(THE TASK): Identify the lines containing the word "this". Copy each one.

===== EXCERPTED DATA =====

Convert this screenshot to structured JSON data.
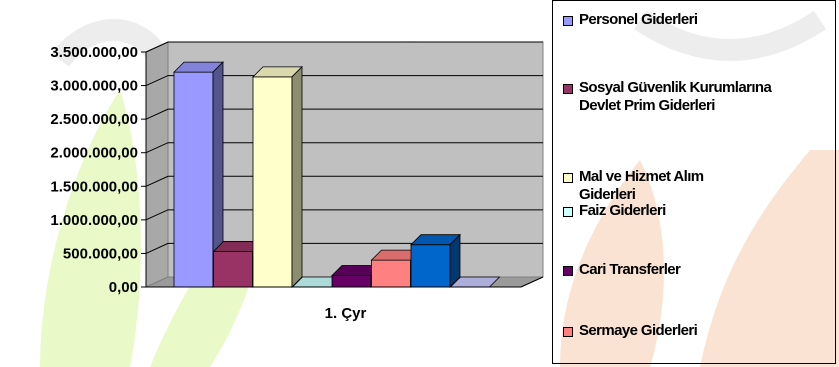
{
  "chart_data": {
    "type": "bar",
    "categories": [
      "1. Çyr"
    ],
    "series": [
      {
        "name": "Personel Giderleri",
        "values": [
          3200000
        ],
        "color": "#9999FF"
      },
      {
        "name": "Sosyal Güvenlik Kurumlarına\nDevlet Prim Giderleri",
        "values": [
          530000
        ],
        "color": "#993366"
      },
      {
        "name": "Mal ve Hizmet Alım\nGiderleri",
        "values": [
          3130000
        ],
        "color": "#FFFFCC"
      },
      {
        "name": "Faiz Giderleri",
        "values": [
          0
        ],
        "color": "#CCFFFF"
      },
      {
        "name": "Cari Transferler",
        "values": [
          170000
        ],
        "color": "#660066"
      },
      {
        "name": "Sermaye Giderleri",
        "values": [
          400000
        ],
        "color": "#FF8080"
      },
      {
        "name": "",
        "values": [
          630000
        ],
        "color": "#0066CC"
      },
      {
        "name": "",
        "values": [
          0
        ],
        "color": "#CCCCFF"
      }
    ],
    "y_ticks": [
      "0,00",
      "500.000,00",
      "1.000.000,00",
      "1.500.000,00",
      "2.000.000,00",
      "2.500.000,00",
      "3.000.000,00",
      "3.500.000,00"
    ],
    "ylim": [
      0,
      3500000
    ],
    "grid": true,
    "legend_position": "right",
    "plot_wall_color": "#C0C0C0"
  }
}
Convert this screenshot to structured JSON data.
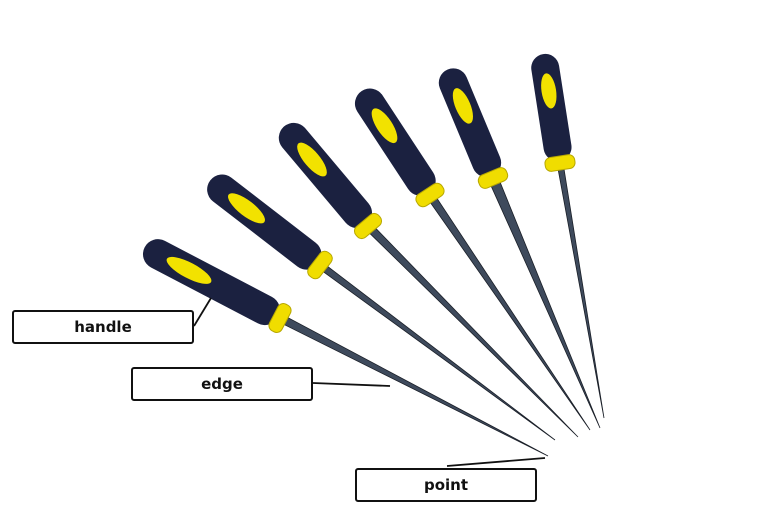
{
  "labels": {
    "handle": "handle",
    "edge": "edge",
    "point": "point"
  },
  "colors": {
    "handle_body": "#1b2140",
    "handle_grip": "#f2e200",
    "ferrule": "#f0dd00",
    "blade": "#3e4a5c",
    "label_border": "#111111",
    "leader_line": "#111111"
  },
  "tools": {
    "count": 6
  }
}
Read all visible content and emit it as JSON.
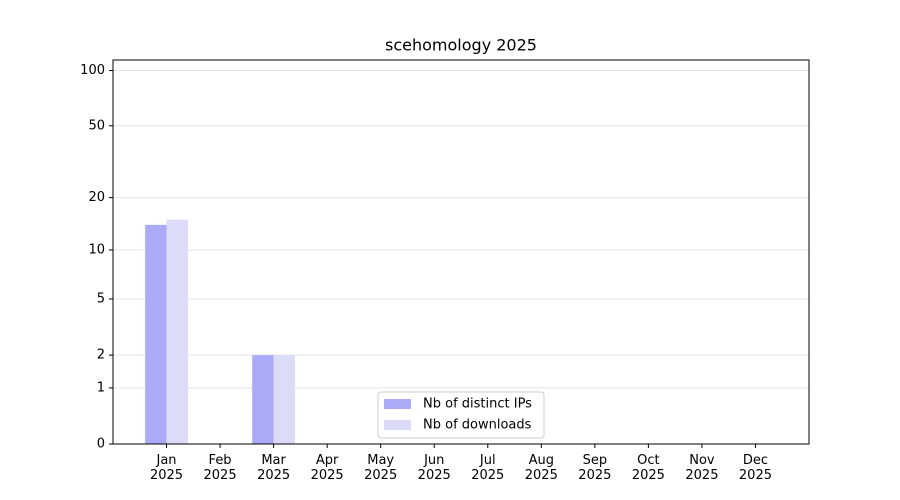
{
  "chart_data": {
    "type": "bar",
    "title": "scehomology 2025",
    "categories": [
      "Jan 2025",
      "Feb 2025",
      "Mar 2025",
      "Apr 2025",
      "May 2025",
      "Jun 2025",
      "Jul 2025",
      "Aug 2025",
      "Sep 2025",
      "Oct 2025",
      "Nov 2025",
      "Dec 2025"
    ],
    "series": [
      {
        "name": "Nb of distinct IPs",
        "color": "#aaaaf8",
        "values": [
          14,
          0,
          2,
          0,
          0,
          0,
          0,
          0,
          0,
          0,
          0,
          0
        ]
      },
      {
        "name": "Nb of downloads",
        "color": "#dcdcf9",
        "values": [
          15,
          0,
          2,
          0,
          0,
          0,
          0,
          0,
          0,
          0,
          0,
          0
        ]
      }
    ],
    "yscale": "log1p",
    "ylim": [
      0,
      114
    ],
    "yticks": [
      0,
      1,
      2,
      5,
      10,
      20,
      50,
      100
    ],
    "grid": true,
    "legend": "lower center"
  }
}
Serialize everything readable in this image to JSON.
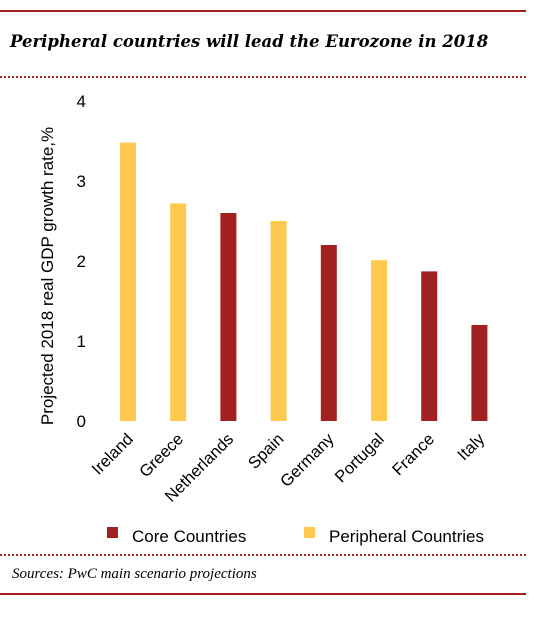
{
  "colors": {
    "core": "#a32020",
    "peripheral": "#ffc94f",
    "rule": "#a32020"
  },
  "header": {
    "title": "Peripheral countries will lead the Eurozone in 2018"
  },
  "footer": {
    "source": "Sources: PwC main scenario projections"
  },
  "chart_data": {
    "type": "bar",
    "title": "Peripheral countries will lead the Eurozone in 2018",
    "xlabel": "",
    "ylabel": "Projected 2018 real GDP growth rate,%",
    "ylim": [
      0,
      4
    ],
    "yticks": [
      "0",
      "1",
      "2",
      "3",
      "4"
    ],
    "grid": false,
    "legend_position": "bottom",
    "categories": [
      "Ireland",
      "Greece",
      "Netherlands",
      "Spain",
      "Germany",
      "Portugal",
      "France",
      "Italy"
    ],
    "values": [
      3.48,
      2.72,
      2.6,
      2.5,
      2.2,
      2.01,
      1.87,
      1.2
    ],
    "groups": [
      "peripheral",
      "peripheral",
      "core",
      "peripheral",
      "core",
      "peripheral",
      "core",
      "core"
    ],
    "legend": [
      {
        "key": "core",
        "label": "Core Countries"
      },
      {
        "key": "peripheral",
        "label": "Peripheral Countries"
      }
    ]
  }
}
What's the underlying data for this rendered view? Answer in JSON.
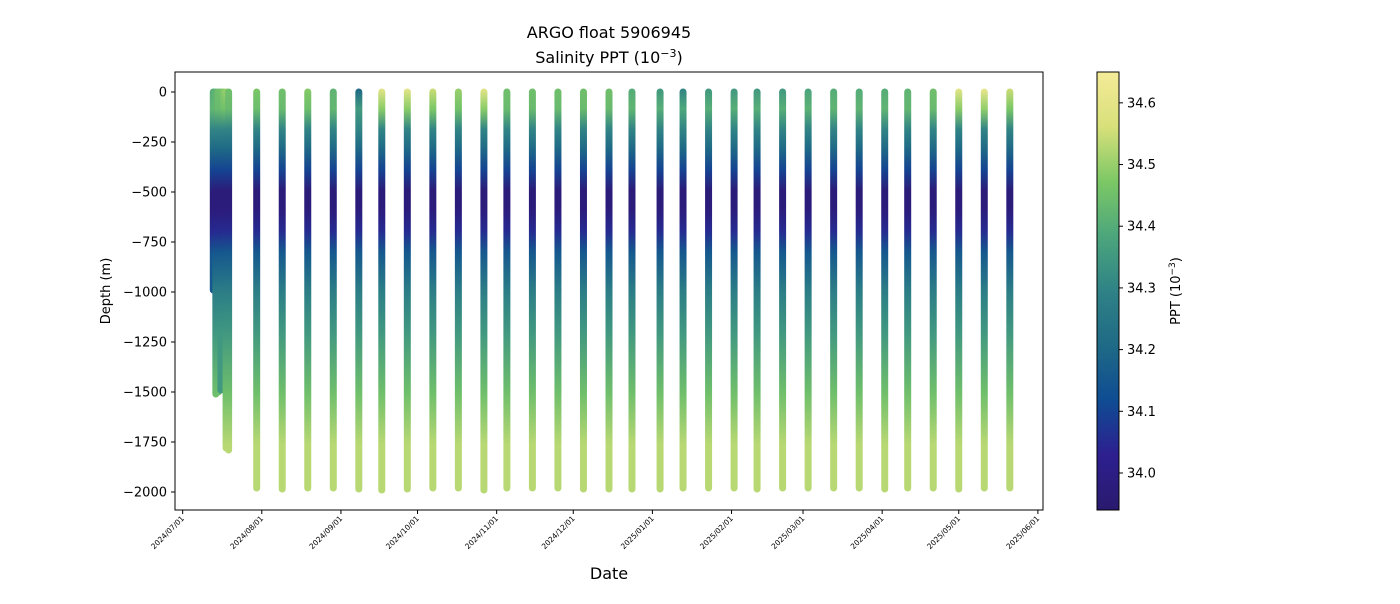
{
  "chart_data": {
    "type": "scatter",
    "title": "ARGO float 5906945",
    "subtitle_main": "Salinity PPT (10",
    "subtitle_exp": "−3",
    "subtitle_end": ")",
    "xlabel": "Date",
    "ylabel": "Depth (m)",
    "xlim": [
      "2024-06-28",
      "2025-06-03"
    ],
    "ylim": [
      -2090,
      100
    ],
    "x_ticks": [
      "2024/07/01",
      "2024/08/01",
      "2024/09/01",
      "2024/10/01",
      "2024/11/01",
      "2024/12/01",
      "2025/01/01",
      "2025/02/01",
      "2025/03/01",
      "2025/04/01",
      "2025/05/01",
      "2025/06/01"
    ],
    "y_ticks": [
      0,
      -250,
      -500,
      -750,
      -1000,
      -1250,
      -1500,
      -1750,
      -2000
    ],
    "grid": false,
    "colorbar": {
      "label_main": "PPT (10",
      "label_exp": "−3",
      "label_end": ")",
      "range": [
        33.94,
        34.65
      ],
      "ticks": [
        "34.0",
        "34.1",
        "34.2",
        "34.3",
        "34.4",
        "34.5",
        "34.6"
      ],
      "colormap": [
        "#2a1a6e",
        "#2d1f8f",
        "#0f4c93",
        "#1f6a86",
        "#2f8286",
        "#4ca67c",
        "#7cc865",
        "#d8e07a",
        "#f5eb99"
      ]
    },
    "typical_profile": {
      "depth": [
        0,
        100,
        200,
        300,
        400,
        500,
        600,
        700,
        800,
        1000,
        1200,
        1500,
        1750,
        2000
      ],
      "salinity": [
        34.45,
        34.43,
        34.3,
        34.2,
        34.1,
        33.97,
        33.98,
        34.05,
        34.15,
        34.28,
        34.35,
        34.45,
        34.53,
        34.6
      ]
    },
    "profiles": [
      {
        "date": "2024-07-13",
        "max_depth": 990,
        "surface_salinity": 34.4
      },
      {
        "date": "2024-07-14",
        "max_depth": 1510,
        "surface_salinity": 34.42
      },
      {
        "date": "2024-07-15",
        "max_depth": 1500,
        "surface_salinity": 34.45
      },
      {
        "date": "2024-07-16",
        "max_depth": 1490,
        "surface_salinity": 34.45
      },
      {
        "date": "2024-07-17",
        "max_depth": 1480,
        "surface_salinity": 34.48
      },
      {
        "date": "2024-07-18",
        "max_depth": 1780,
        "surface_salinity": 34.5
      },
      {
        "date": "2024-07-19",
        "max_depth": 1790,
        "surface_salinity": 34.45
      },
      {
        "date": "2024-07-30",
        "max_depth": 1980,
        "surface_salinity": 34.47
      },
      {
        "date": "2024-08-09",
        "max_depth": 1985,
        "surface_salinity": 34.45
      },
      {
        "date": "2024-08-19",
        "max_depth": 1980,
        "surface_salinity": 34.48
      },
      {
        "date": "2024-08-29",
        "max_depth": 1980,
        "surface_salinity": 34.42
      },
      {
        "date": "2024-09-08",
        "max_depth": 1985,
        "surface_salinity": 34.2
      },
      {
        "date": "2024-09-17",
        "max_depth": 1990,
        "surface_salinity": 34.6
      },
      {
        "date": "2024-09-27",
        "max_depth": 1985,
        "surface_salinity": 34.6
      },
      {
        "date": "2024-10-07",
        "max_depth": 1980,
        "surface_salinity": 34.55
      },
      {
        "date": "2024-10-17",
        "max_depth": 1980,
        "surface_salinity": 34.5
      },
      {
        "date": "2024-10-27",
        "max_depth": 1990,
        "surface_salinity": 34.6
      },
      {
        "date": "2024-11-05",
        "max_depth": 1980,
        "surface_salinity": 34.45
      },
      {
        "date": "2024-11-15",
        "max_depth": 1980,
        "surface_salinity": 34.45
      },
      {
        "date": "2024-11-25",
        "max_depth": 1980,
        "surface_salinity": 34.45
      },
      {
        "date": "2024-12-05",
        "max_depth": 1985,
        "surface_salinity": 34.45
      },
      {
        "date": "2024-12-15",
        "max_depth": 1985,
        "surface_salinity": 34.45
      },
      {
        "date": "2024-12-24",
        "max_depth": 1985,
        "surface_salinity": 34.4
      },
      {
        "date": "2025-01-04",
        "max_depth": 1985,
        "surface_salinity": 34.35
      },
      {
        "date": "2025-01-13",
        "max_depth": 1980,
        "surface_salinity": 34.3
      },
      {
        "date": "2025-01-23",
        "max_depth": 1980,
        "surface_salinity": 34.35
      },
      {
        "date": "2025-02-02",
        "max_depth": 1980,
        "surface_salinity": 34.35
      },
      {
        "date": "2025-02-11",
        "max_depth": 1985,
        "surface_salinity": 34.35
      },
      {
        "date": "2025-02-21",
        "max_depth": 1980,
        "surface_salinity": 34.35
      },
      {
        "date": "2025-03-03",
        "max_depth": 1980,
        "surface_salinity": 34.38
      },
      {
        "date": "2025-03-13",
        "max_depth": 1980,
        "surface_salinity": 34.4
      },
      {
        "date": "2025-03-23",
        "max_depth": 1980,
        "surface_salinity": 34.4
      },
      {
        "date": "2025-04-02",
        "max_depth": 1985,
        "surface_salinity": 34.4
      },
      {
        "date": "2025-04-11",
        "max_depth": 1980,
        "surface_salinity": 34.42
      },
      {
        "date": "2025-04-21",
        "max_depth": 1980,
        "surface_salinity": 34.45
      },
      {
        "date": "2025-05-01",
        "max_depth": 1985,
        "surface_salinity": 34.6
      },
      {
        "date": "2025-05-11",
        "max_depth": 1980,
        "surface_salinity": 34.62
      },
      {
        "date": "2025-05-21",
        "max_depth": 1980,
        "surface_salinity": 34.55
      }
    ]
  }
}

=====

(COMPLETE RESPONSE):
Convert this screenshot to structured JSON data.
Convert this screenshot to structured JSON data.
Serialize everything readable in this image to JSON.
What's the underlying data for this rendered view? Answer in JSON.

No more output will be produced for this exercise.